(Records from a data collection)
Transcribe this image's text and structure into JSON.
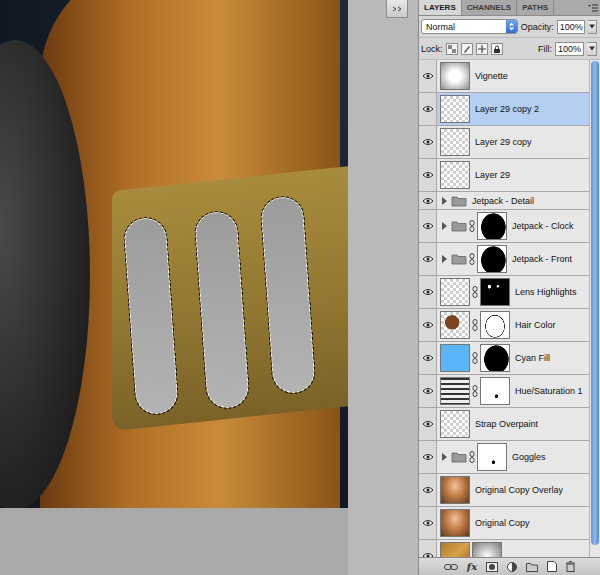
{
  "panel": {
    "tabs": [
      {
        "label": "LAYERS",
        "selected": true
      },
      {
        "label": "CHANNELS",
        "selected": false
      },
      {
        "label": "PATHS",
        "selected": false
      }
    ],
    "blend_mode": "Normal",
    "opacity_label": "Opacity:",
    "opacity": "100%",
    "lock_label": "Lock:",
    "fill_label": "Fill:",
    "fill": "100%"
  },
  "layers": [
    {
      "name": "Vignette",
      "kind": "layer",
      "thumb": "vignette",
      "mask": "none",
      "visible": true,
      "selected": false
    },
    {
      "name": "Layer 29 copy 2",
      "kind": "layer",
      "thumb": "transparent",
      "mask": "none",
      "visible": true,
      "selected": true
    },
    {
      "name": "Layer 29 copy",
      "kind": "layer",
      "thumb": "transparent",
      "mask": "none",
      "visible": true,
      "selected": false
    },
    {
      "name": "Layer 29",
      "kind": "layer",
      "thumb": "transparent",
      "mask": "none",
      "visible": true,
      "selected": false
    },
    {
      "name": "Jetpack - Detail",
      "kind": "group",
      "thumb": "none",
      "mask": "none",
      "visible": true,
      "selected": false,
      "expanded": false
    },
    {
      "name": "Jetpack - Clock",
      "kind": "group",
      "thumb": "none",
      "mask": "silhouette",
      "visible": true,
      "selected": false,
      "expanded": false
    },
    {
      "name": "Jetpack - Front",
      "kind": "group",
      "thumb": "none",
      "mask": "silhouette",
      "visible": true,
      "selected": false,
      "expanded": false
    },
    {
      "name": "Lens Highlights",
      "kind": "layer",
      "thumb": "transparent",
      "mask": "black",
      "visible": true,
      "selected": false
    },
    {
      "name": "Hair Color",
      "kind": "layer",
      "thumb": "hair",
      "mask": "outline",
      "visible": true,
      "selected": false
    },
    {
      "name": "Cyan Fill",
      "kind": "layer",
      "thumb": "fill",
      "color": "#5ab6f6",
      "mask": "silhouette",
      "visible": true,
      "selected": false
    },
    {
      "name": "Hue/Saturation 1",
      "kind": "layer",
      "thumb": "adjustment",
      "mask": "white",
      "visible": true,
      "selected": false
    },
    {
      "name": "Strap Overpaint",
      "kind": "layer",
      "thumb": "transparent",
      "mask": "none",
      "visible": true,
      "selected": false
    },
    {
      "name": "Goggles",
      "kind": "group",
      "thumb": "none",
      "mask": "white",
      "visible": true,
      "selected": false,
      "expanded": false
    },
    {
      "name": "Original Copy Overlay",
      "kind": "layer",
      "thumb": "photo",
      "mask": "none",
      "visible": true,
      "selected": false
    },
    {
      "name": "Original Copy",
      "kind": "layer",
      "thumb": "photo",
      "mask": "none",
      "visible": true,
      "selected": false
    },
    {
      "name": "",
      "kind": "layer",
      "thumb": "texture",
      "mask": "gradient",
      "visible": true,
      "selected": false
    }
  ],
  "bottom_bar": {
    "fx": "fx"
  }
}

• **WRITTEN TASK**
Write out the records above exactly as they stand, leaving out every picture.

• **RESULT OF THE TASK**
Transcribe this image's text and structure into JSON.
{
  "panel": {
    "tabs": [
      {
        "label": "LAYERS",
        "selected": true
      },
      {
        "label": "CHANNELS",
        "selected": false
      },
      {
        "label": "PATHS",
        "selected": false
      }
    ],
    "blend_mode": "Normal",
    "opacity_label": "Opacity:",
    "opacity": "100%",
    "lock_label": "Lock:",
    "fill_label": "Fill:",
    "fill": "100%"
  },
  "layers": [
    {
      "name": "Vignette",
      "kind": "layer",
      "thumb": "vignette",
      "mask": "none",
      "visible": true,
      "selected": false
    },
    {
      "name": "Layer 29 copy 2",
      "kind": "layer",
      "thumb": "transparent",
      "mask": "none",
      "visible": true,
      "selected": true
    },
    {
      "name": "Layer 29 copy",
      "kind": "layer",
      "thumb": "transparent",
      "mask": "none",
      "visible": true,
      "selected": false
    },
    {
      "name": "Layer 29",
      "kind": "layer",
      "thumb": "transparent",
      "mask": "none",
      "visible": true,
      "selected": false
    },
    {
      "name": "Jetpack - Detail",
      "kind": "group",
      "thumb": "none",
      "mask": "none",
      "visible": true,
      "selected": false,
      "expanded": false
    },
    {
      "name": "Jetpack - Clock",
      "kind": "group",
      "thumb": "none",
      "mask": "silhouette",
      "visible": true,
      "selected": false,
      "expanded": false
    },
    {
      "name": "Jetpack - Front",
      "kind": "group",
      "thumb": "none",
      "mask": "silhouette",
      "visible": true,
      "selected": false,
      "expanded": false
    },
    {
      "name": "Lens Highlights",
      "kind": "layer",
      "thumb": "transparent",
      "mask": "black",
      "visible": true,
      "selected": false
    },
    {
      "name": "Hair Color",
      "kind": "layer",
      "thumb": "hair",
      "mask": "outline",
      "visible": true,
      "selected": false
    },
    {
      "name": "Cyan Fill",
      "kind": "layer",
      "thumb": "fill",
      "color": "#5ab6f6",
      "mask": "silhouette",
      "visible": true,
      "selected": false
    },
    {
      "name": "Hue/Saturation 1",
      "kind": "layer",
      "thumb": "adjustment",
      "mask": "white",
      "visible": true,
      "selected": false
    },
    {
      "name": "Strap Overpaint",
      "kind": "layer",
      "thumb": "transparent",
      "mask": "none",
      "visible": true,
      "selected": false
    },
    {
      "name": "Goggles",
      "kind": "group",
      "thumb": "none",
      "mask": "white",
      "visible": true,
      "selected": false,
      "expanded": false
    },
    {
      "name": "Original Copy Overlay",
      "kind": "layer",
      "thumb": "photo",
      "mask": "none",
      "visible": true,
      "selected": false
    },
    {
      "name": "Original Copy",
      "kind": "layer",
      "thumb": "photo",
      "mask": "none",
      "visible": true,
      "selected": false
    },
    {
      "name": "",
      "kind": "layer",
      "thumb": "texture",
      "mask": "gradient",
      "visible": true,
      "selected": false
    }
  ],
  "bottom_bar": {
    "fx": "fx"
  }
}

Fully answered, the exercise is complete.